#### Excerpt to read:
These dissatisfactions led to the company sponsoring the Ely Tidal Harbour and Railway, which was authorised by Parliament on 21 July 1856. The Ely Tidal Harbour and Railway (Glamorgan) Act 1856 (19 & 20 Vict. c. cxxii) enabled construction of a tidal harbour at Penarth, southwest of Cardiff, and an approach railway from on the TVR line. The route was modified by the Penarth Harbour, Dock and Railway Act 1857 (20 & 21 Vict. c. lxix) the following year, on 27 July 1857, and the name of the railway changed to the Penarth Harbour, Dock and Railway. The railway leading to Tidal Harbour, east of Cardiff, was just over 6 mi long and opened in August 1859, but the dock was not completed until 1865. From 1862, one of the investors in the scheme was the naturalist Charles Darwin.

The Penarth scheme experienced determined hostility from the Bute Docks interest and there was protracted litigation over the validity of the powers. Although the final outcome was in favour of the TVR, the House of Lords' decision bound it to charge shipping rates no lower than the Cardiff rates. A major extension was later made, opening in 1884.

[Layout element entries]
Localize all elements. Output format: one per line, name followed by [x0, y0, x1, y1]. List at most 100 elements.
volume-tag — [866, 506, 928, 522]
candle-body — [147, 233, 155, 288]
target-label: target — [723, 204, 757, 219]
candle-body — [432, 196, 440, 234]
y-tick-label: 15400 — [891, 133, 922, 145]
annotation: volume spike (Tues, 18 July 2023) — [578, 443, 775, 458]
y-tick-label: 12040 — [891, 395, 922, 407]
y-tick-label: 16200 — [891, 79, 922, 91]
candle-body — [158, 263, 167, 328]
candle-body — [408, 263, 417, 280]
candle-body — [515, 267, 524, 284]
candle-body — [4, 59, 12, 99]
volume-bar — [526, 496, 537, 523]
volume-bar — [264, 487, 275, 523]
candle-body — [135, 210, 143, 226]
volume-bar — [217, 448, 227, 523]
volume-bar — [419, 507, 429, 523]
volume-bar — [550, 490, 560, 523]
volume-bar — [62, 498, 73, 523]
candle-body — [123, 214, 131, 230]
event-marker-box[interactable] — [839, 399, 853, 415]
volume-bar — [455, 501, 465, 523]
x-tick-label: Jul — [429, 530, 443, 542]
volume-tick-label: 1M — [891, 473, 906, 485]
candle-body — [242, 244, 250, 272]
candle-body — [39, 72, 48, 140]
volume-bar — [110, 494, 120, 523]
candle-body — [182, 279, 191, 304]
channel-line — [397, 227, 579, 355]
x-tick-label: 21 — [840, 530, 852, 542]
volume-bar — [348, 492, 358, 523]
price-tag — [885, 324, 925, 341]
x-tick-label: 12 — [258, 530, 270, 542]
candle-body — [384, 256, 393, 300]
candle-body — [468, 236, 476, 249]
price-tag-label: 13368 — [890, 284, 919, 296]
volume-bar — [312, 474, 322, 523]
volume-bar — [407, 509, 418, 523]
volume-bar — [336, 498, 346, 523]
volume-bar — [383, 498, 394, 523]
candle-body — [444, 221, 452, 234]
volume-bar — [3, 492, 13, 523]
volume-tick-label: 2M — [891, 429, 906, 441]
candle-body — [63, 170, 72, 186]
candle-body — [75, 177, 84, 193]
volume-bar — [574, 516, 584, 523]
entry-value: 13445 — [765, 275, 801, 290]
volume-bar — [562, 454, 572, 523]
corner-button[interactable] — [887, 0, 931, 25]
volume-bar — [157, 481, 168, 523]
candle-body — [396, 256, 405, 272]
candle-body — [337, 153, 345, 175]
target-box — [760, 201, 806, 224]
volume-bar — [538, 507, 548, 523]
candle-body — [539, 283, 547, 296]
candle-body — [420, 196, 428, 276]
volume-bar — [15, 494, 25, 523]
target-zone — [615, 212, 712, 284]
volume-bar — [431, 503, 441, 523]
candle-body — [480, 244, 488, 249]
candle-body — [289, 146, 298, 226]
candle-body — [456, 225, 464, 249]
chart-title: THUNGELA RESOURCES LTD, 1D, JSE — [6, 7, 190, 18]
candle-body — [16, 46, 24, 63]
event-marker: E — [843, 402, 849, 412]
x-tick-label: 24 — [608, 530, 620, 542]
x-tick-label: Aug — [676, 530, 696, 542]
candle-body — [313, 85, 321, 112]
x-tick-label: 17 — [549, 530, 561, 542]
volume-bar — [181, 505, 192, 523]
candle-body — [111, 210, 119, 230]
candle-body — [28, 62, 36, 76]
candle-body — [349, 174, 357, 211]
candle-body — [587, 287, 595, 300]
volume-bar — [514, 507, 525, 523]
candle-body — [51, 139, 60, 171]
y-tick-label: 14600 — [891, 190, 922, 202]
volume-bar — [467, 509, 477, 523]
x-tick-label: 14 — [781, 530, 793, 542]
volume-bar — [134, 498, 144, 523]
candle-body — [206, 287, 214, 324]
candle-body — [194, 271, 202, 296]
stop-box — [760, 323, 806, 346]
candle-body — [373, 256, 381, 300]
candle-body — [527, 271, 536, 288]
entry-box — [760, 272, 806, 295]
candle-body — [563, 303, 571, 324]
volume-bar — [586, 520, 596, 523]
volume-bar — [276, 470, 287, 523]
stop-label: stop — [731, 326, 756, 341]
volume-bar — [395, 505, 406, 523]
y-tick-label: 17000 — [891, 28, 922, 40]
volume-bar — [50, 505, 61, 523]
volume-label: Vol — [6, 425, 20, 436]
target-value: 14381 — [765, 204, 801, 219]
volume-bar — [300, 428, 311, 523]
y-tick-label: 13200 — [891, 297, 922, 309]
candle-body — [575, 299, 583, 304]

#### The exercise:
According to the Penarth harbour excerpt, why could the TVR not set Penarth's shipping rates below those charged at Cardiff, even though the litigation ended in its favor? Rely only on the Penarth harbour excerpt, not on the material.

#### Final answer:
The House of Lords' decision went in the TVR's favor but bound it to charge shipping rates no lower than the Cardiff rates.